→ GOAL
From the listing below, select every line where the word "name" appears.

→ DATASET EXCERPTS
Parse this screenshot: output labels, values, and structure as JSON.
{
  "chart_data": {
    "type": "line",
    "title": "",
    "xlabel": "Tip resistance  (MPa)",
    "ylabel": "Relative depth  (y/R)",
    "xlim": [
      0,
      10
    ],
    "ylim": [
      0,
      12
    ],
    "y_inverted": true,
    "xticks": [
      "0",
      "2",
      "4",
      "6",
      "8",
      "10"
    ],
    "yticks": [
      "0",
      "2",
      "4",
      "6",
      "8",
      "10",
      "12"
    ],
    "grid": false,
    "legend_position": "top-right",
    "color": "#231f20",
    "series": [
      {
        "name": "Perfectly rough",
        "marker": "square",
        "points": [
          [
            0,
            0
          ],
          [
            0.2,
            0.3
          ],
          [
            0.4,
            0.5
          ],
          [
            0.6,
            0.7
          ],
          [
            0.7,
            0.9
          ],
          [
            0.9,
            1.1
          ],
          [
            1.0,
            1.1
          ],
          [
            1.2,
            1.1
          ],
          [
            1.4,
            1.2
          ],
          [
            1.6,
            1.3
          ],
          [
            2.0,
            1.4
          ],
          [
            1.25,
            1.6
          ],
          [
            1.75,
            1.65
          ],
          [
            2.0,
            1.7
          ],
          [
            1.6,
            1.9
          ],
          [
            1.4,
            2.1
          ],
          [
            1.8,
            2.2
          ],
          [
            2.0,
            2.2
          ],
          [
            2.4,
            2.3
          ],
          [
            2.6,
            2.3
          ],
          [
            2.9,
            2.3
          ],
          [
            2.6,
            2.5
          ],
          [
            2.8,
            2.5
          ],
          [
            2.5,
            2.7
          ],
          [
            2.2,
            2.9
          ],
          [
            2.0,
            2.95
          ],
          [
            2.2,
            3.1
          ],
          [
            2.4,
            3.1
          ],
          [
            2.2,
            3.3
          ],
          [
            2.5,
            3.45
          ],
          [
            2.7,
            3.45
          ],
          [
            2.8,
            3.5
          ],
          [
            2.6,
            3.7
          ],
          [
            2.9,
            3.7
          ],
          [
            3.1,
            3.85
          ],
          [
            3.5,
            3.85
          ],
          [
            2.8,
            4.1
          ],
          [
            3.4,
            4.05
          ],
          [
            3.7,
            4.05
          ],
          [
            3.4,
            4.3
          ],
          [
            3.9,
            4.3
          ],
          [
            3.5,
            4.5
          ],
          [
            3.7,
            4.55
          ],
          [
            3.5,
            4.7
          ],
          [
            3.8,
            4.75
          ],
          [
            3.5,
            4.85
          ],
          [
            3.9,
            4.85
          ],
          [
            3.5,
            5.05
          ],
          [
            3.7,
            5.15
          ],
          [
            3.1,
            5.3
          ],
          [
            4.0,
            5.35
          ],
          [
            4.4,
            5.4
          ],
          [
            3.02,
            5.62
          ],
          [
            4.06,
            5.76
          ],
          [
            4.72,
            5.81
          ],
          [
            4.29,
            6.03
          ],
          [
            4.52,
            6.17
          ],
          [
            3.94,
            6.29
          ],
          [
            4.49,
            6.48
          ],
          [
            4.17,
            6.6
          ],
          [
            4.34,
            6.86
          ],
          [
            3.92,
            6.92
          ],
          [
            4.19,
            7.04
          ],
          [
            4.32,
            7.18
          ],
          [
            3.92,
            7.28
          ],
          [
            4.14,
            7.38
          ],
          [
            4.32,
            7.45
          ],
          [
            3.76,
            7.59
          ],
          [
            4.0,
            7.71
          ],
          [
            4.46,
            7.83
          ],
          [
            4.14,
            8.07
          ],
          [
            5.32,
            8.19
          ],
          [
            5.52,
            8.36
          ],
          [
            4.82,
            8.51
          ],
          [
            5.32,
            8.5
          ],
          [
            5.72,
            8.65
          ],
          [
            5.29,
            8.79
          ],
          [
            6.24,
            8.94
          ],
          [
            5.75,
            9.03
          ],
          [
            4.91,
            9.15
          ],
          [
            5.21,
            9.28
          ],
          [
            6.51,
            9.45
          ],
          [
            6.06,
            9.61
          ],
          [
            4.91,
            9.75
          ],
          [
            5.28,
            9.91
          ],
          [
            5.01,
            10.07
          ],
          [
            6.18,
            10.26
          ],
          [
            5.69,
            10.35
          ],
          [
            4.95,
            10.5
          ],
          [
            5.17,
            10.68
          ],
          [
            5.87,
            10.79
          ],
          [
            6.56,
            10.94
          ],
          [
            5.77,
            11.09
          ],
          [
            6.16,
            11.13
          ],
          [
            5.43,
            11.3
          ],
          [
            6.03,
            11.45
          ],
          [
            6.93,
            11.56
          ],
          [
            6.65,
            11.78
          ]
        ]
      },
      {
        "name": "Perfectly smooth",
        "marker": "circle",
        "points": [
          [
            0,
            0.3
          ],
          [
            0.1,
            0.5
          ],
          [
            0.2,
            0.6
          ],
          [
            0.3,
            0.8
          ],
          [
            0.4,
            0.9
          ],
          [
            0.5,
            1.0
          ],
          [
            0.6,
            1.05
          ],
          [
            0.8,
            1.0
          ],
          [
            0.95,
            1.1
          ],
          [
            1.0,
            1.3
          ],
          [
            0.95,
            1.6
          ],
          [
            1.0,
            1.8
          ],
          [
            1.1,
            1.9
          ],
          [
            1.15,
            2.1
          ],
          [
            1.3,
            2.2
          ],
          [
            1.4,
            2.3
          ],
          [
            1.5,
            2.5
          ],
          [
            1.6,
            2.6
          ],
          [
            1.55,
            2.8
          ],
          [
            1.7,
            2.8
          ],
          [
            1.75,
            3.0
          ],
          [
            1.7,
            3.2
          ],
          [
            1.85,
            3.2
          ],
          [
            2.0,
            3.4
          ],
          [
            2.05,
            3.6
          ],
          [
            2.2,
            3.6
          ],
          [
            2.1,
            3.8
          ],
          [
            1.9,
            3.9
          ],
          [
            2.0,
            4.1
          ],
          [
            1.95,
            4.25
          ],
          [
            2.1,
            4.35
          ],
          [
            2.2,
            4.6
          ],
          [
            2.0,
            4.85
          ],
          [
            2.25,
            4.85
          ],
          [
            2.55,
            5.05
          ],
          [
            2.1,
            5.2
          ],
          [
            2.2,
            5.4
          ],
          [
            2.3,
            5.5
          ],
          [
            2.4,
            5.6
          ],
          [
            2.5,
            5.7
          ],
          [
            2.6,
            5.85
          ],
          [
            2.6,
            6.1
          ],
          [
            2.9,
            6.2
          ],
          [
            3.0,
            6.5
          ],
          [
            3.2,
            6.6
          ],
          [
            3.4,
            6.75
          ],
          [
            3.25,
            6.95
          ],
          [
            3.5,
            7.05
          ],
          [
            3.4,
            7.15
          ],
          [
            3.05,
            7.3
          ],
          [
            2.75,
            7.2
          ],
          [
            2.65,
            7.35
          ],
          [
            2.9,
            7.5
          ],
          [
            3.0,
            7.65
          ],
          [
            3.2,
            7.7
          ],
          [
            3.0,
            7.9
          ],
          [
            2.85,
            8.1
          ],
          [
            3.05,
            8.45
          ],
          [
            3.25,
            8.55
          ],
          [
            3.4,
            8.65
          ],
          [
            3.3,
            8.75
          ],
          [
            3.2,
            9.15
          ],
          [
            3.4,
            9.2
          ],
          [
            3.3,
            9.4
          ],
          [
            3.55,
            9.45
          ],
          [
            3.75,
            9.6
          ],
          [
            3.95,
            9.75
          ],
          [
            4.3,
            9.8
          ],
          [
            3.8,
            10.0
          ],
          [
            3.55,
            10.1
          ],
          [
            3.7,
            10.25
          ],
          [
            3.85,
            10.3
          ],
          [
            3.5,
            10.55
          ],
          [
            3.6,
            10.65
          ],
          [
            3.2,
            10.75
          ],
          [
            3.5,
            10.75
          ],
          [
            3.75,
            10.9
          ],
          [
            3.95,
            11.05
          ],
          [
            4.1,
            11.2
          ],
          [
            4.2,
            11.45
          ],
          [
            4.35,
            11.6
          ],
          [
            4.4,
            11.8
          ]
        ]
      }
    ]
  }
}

→ WRITTEN ANSWER
        "name": "Perfectly rough",
        "name": "Perfectly smooth",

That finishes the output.